## Selected excerpt

────────────────────

Comment
I am writing to you because I am shocked that the new law the Ontario government has claimed is about “protecting Ontario” is actually designed to do just the opposite. Given the Premier’s commitments in this year’s election, I hope you are as surprised and angry as I am about what’s actually in Bill 5, and that you will speak out, and vote against it, so it doesn’t pass.
While Bill 5 is called “Protecting Ontario by Unleashing our Economy Act” it would serve Ontario up on a platter by giving Premier Ford and his Cabinet Trump-like authoritarian powers to immunize anyone he likes from all municipal and provincial laws. That includes “friends” and donors who will line up for these special privileges. Far from “protecting” Ontario, Bill 5 would allow all provincial and municipal laws to be violated wherever the Cabinet decides. The Bill would also repeal the Endangered Species Act altogether, ending almost all endangered species protection. As a result sprawl-developers and even U.S. companies, can eradicate our rarest plants of animals and their habitat with impunity.

────────────────────

## Dataset excerpt
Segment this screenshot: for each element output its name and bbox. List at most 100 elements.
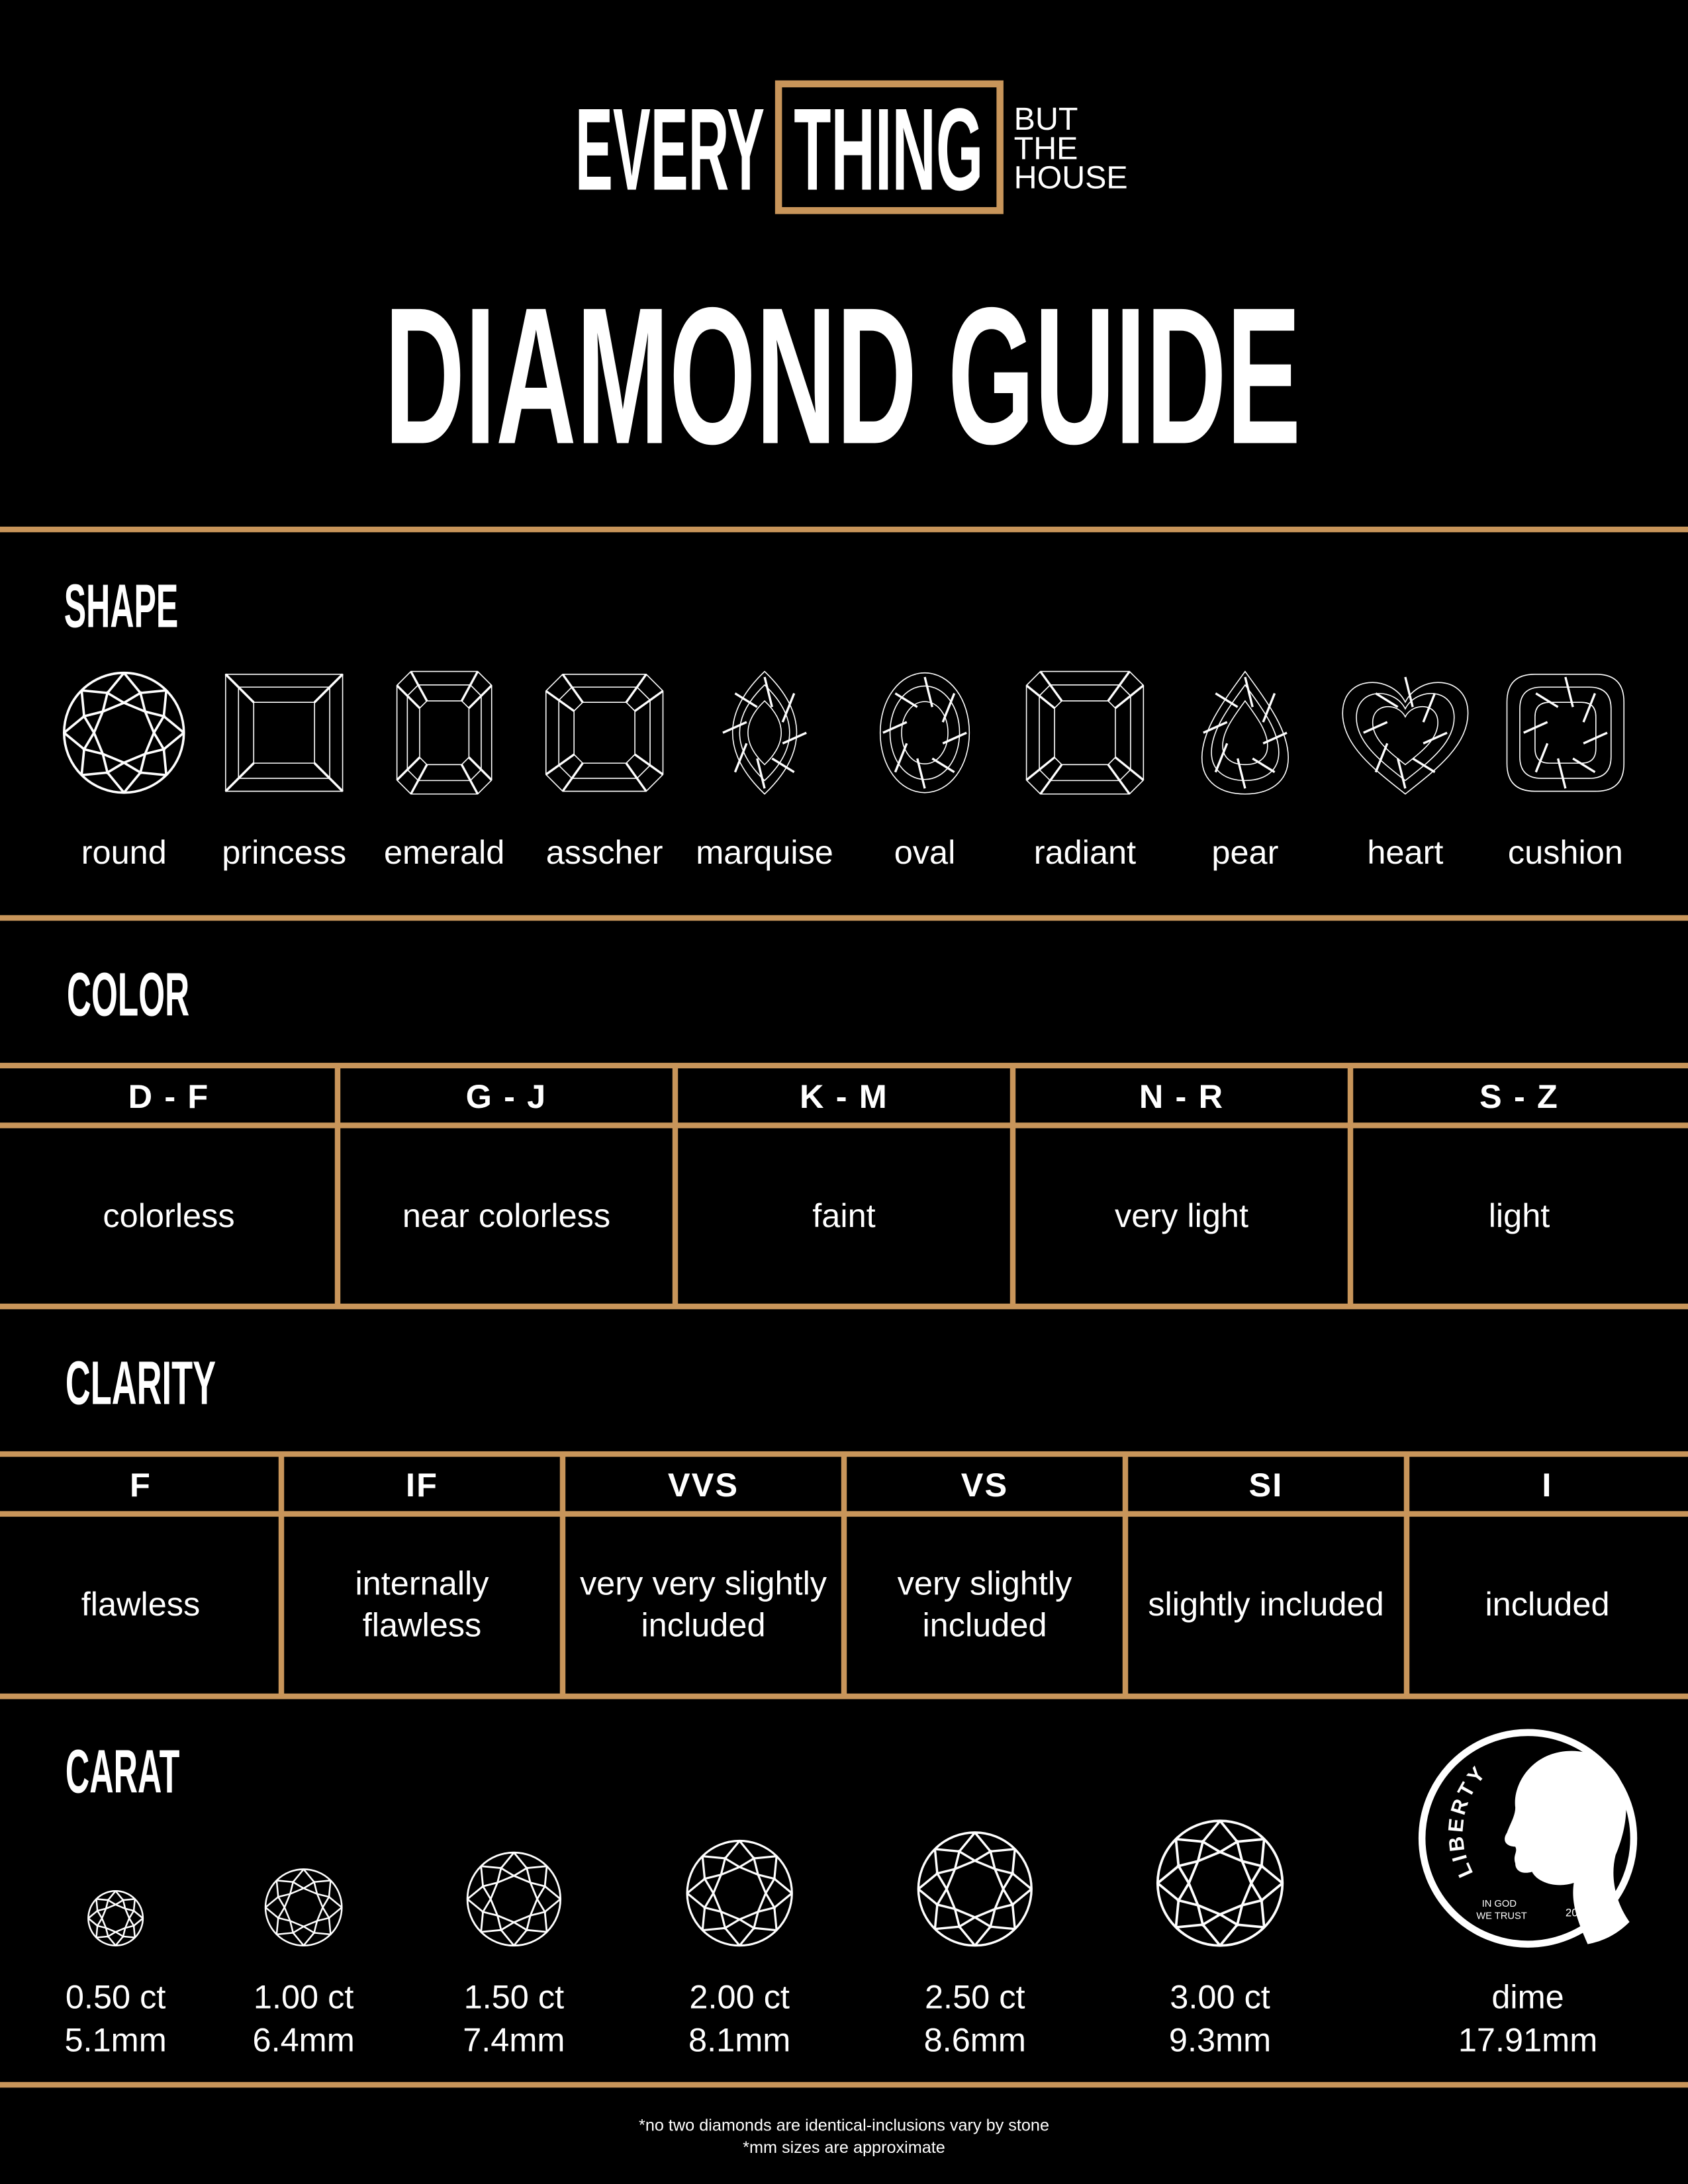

────────────────────

## Objectives
A – Summarize the comment on Bill 5 in two sentences.
B – Carry on writing the comment on Bill 5, starting after its final sentence.

## Answers for this exercise
A – The writer objects to Ontario's Bill 5, which is called the "Protecting Ontario by Unleashing our Economy Act" but which the writer says would give Premier Ford and his Cabinet power to exempt anyone they choose, including friends and donors, from all municipal and provincial laws. The writer also states that the bill would repeal the Endangered Species Act, ending almost all endangered species protection, and urges the recipient to speak out and vote against it.

B –
Just like the U.S. President’s false claims that his tariffs against Canada are about reducing deaths from fentanyl, the Premier’s framing of Bill 5 as a response to that “economic force” is the thinnest of false pretexts for a massive—and unprecedented attack on the rule of law with no real connection to that problem.
I have grave concerns about many of the other destructive measures included in Bill 5, and I hope to follow up with further, separate letters concentrating on those issues. Suffice it to say, for now, that most provisions of Schedules 1, 3, 4, 5, 6, 7 and 8 of Bill 5 will do nothing to protect Ontario from U.S. threats of economic coercion and annexation.
However, my focus in this letter will be on the most obviously extreme and dangerous proposals in this omnibus bill: the laws which would effectively end provincial protection for species at risk, and those which would effectively end the rule of law in Ontario by granting politicians the unfettered power to exempt their friends’ businesses, properties and projects from any (or all) of Ontario’s laws. These proposals should be abandoned in their entirety, not just because of their harmful side-effects, but because they would undermine, rather than advance, any genuine effort to protect Ontario.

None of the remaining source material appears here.